## What the task requires
Reply with one number only, the count of lines holding the string "name".

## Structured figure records
######

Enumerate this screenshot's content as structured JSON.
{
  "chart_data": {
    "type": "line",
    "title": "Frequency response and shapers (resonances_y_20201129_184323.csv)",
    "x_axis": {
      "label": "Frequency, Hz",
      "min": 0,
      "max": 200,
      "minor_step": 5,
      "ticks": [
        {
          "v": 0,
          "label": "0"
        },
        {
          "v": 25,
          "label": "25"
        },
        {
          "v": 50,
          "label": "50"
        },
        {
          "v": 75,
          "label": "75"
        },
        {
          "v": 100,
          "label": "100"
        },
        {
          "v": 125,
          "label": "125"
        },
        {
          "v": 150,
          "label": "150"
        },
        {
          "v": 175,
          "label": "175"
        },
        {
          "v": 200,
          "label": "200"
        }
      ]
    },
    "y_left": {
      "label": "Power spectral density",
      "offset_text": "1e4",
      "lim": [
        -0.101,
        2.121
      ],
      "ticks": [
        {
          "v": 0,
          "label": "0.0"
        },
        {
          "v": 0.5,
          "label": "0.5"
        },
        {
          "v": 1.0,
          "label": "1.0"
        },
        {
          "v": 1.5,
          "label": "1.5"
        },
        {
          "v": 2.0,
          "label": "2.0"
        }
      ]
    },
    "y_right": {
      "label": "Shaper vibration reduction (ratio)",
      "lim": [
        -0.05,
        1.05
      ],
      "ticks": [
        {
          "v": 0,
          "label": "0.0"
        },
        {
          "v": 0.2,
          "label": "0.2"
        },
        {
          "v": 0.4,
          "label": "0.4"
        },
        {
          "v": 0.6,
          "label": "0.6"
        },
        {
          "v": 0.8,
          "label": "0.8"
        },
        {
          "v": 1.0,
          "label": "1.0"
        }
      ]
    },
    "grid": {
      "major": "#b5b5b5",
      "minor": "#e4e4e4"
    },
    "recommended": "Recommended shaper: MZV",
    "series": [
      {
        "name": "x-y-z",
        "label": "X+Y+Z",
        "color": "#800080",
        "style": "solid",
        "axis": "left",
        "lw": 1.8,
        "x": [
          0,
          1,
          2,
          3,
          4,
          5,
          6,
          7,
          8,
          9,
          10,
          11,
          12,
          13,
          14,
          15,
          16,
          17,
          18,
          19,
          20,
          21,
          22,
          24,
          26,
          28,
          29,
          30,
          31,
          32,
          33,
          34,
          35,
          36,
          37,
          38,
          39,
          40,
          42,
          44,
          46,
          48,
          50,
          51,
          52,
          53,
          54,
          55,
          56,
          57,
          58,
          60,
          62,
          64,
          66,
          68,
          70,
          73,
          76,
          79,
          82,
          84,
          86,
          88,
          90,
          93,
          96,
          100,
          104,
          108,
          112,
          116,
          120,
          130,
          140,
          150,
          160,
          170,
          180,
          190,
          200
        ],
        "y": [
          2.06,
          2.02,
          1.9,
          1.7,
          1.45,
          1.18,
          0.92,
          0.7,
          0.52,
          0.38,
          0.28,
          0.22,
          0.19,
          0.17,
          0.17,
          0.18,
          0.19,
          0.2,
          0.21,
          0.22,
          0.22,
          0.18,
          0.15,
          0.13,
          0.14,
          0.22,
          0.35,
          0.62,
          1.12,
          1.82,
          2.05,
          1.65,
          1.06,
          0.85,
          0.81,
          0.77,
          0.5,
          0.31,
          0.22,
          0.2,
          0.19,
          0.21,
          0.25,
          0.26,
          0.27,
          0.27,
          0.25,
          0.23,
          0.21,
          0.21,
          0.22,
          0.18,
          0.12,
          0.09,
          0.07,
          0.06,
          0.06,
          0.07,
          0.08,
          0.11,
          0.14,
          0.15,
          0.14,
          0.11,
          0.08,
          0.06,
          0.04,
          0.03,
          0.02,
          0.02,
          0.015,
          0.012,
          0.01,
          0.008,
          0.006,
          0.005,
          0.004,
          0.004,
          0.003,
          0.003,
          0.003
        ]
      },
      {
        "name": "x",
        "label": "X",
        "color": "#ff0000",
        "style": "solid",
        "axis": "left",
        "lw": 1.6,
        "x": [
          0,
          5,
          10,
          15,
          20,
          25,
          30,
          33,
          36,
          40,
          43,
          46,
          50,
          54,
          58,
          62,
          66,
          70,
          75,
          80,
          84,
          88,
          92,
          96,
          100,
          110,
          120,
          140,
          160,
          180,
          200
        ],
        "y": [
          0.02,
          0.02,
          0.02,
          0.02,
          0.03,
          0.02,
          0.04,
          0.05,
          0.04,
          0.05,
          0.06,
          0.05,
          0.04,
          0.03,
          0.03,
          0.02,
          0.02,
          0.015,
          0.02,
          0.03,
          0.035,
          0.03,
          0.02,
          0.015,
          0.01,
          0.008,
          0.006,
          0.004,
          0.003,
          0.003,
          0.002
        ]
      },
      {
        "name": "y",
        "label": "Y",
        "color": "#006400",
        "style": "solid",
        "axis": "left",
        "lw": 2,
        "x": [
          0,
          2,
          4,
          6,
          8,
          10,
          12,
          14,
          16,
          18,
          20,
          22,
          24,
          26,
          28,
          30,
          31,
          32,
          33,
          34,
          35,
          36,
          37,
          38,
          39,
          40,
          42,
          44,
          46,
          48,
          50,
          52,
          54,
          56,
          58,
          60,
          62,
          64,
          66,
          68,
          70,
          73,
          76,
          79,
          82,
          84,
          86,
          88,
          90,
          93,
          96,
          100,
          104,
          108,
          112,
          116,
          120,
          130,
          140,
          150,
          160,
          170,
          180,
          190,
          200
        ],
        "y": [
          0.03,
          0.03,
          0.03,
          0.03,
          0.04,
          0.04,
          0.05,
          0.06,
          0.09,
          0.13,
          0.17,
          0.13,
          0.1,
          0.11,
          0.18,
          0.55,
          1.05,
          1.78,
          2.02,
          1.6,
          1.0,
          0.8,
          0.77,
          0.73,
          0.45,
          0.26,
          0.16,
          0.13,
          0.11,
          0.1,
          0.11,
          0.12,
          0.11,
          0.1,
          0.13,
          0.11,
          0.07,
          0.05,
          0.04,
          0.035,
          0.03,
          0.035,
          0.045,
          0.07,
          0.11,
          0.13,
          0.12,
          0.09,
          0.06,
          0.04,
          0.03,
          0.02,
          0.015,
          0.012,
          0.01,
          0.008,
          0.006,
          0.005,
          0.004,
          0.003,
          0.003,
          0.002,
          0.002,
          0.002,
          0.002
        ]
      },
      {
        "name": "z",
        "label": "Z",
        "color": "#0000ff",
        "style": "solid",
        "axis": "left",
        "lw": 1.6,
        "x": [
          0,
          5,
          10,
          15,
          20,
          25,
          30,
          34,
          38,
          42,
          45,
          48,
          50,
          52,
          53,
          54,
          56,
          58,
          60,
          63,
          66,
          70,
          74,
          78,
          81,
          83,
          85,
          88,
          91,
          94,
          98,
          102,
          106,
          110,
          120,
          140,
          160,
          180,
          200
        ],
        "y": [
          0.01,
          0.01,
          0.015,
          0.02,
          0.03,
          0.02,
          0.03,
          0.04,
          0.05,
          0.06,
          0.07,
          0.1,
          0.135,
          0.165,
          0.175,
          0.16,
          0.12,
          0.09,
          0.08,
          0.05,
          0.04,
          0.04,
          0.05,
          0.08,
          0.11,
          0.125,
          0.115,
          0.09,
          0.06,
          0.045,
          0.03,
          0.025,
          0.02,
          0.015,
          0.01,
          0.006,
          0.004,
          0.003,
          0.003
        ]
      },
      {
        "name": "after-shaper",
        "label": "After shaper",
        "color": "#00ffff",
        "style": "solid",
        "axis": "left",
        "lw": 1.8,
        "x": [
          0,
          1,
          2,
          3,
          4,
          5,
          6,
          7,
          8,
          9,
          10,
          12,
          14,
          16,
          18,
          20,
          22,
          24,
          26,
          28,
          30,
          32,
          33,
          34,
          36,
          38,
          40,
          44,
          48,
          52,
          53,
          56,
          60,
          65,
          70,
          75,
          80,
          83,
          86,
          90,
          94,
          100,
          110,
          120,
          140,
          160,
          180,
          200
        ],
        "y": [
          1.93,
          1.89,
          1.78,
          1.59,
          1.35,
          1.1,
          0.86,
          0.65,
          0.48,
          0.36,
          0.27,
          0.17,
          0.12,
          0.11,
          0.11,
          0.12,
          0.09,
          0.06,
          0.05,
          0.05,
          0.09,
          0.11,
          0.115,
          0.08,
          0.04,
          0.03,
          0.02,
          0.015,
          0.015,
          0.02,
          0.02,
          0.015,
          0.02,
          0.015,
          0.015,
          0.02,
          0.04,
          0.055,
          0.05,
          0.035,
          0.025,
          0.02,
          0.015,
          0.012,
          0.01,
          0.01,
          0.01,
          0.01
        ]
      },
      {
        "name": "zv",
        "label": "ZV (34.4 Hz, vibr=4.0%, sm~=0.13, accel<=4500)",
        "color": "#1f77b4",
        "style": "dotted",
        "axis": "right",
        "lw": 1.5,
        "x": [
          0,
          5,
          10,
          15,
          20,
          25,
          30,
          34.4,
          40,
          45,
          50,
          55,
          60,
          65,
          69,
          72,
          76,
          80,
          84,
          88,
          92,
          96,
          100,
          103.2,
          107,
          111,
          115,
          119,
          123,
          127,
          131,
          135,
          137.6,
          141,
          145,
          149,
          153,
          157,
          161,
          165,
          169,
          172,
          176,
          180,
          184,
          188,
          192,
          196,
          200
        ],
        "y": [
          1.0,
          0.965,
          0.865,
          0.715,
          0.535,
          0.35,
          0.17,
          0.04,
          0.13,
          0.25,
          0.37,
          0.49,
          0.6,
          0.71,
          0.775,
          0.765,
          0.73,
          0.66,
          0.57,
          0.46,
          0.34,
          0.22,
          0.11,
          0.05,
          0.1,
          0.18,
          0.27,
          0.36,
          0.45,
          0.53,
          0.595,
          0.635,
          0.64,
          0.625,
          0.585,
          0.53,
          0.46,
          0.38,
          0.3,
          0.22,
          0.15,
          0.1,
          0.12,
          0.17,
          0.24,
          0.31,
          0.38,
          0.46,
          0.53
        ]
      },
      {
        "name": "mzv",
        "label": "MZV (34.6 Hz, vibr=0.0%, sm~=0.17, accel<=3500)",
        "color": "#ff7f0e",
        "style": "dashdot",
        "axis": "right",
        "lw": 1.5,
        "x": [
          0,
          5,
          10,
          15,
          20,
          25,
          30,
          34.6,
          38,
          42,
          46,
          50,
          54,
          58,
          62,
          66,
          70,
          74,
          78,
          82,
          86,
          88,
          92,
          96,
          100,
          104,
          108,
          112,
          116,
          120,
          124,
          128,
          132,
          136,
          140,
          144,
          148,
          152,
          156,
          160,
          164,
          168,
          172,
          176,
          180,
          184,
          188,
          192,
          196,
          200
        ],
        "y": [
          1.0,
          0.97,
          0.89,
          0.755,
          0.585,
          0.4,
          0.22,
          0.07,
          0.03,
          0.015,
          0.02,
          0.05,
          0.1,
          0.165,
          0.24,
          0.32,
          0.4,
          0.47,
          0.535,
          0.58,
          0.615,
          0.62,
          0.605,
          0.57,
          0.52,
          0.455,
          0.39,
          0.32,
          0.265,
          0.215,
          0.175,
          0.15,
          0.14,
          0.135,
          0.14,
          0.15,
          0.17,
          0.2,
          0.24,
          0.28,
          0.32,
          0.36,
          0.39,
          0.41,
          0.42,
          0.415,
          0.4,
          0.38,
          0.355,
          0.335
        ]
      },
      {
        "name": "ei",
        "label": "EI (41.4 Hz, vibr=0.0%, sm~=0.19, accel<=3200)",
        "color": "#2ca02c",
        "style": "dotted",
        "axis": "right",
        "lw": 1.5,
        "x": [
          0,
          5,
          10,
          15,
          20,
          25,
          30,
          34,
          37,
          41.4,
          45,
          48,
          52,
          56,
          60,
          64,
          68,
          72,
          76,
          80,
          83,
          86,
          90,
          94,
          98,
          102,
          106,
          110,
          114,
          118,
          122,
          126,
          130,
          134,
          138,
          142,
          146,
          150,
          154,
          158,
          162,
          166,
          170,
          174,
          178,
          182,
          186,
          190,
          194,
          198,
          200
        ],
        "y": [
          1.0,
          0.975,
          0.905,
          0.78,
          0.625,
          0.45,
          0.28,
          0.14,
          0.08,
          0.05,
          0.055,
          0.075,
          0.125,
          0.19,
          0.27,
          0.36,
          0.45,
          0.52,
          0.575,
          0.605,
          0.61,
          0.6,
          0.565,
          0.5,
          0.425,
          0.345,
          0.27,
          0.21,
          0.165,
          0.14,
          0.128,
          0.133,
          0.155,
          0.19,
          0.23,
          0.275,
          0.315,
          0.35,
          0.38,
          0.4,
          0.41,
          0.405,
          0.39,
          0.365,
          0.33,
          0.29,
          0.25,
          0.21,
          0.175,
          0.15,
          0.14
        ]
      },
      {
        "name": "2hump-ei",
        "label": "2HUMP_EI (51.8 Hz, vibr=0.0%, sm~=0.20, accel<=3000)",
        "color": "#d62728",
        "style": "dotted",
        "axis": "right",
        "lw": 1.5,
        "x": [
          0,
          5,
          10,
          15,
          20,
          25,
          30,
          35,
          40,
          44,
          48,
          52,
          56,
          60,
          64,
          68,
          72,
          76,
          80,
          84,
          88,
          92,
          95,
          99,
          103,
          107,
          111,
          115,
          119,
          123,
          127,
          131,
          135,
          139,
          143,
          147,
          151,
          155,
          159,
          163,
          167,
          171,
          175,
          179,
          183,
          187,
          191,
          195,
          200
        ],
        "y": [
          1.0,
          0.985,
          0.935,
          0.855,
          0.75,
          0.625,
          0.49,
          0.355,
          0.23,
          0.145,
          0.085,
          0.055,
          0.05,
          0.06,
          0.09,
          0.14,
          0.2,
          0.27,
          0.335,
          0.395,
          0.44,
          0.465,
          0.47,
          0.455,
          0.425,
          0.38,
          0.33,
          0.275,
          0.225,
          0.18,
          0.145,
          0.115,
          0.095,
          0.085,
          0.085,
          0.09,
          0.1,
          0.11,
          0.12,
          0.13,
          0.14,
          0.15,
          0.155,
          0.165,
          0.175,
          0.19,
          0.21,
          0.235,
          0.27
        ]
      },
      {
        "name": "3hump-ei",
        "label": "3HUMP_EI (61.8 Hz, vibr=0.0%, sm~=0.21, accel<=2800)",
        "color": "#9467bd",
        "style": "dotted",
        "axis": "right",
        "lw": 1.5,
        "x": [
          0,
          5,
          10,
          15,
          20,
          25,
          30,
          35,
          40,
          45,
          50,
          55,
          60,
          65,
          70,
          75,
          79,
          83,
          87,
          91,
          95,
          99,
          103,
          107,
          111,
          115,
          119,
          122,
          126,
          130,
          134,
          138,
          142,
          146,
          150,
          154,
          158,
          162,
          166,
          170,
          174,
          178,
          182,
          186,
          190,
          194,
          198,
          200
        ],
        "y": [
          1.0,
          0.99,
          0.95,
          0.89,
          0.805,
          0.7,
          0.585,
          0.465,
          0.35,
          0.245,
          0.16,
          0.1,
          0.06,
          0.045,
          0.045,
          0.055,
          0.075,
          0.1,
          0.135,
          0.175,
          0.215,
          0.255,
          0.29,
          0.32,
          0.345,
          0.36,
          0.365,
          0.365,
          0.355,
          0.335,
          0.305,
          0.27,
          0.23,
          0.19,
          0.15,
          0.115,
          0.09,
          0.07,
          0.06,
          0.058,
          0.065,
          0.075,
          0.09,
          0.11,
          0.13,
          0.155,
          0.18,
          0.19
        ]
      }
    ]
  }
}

######

## Correct response
10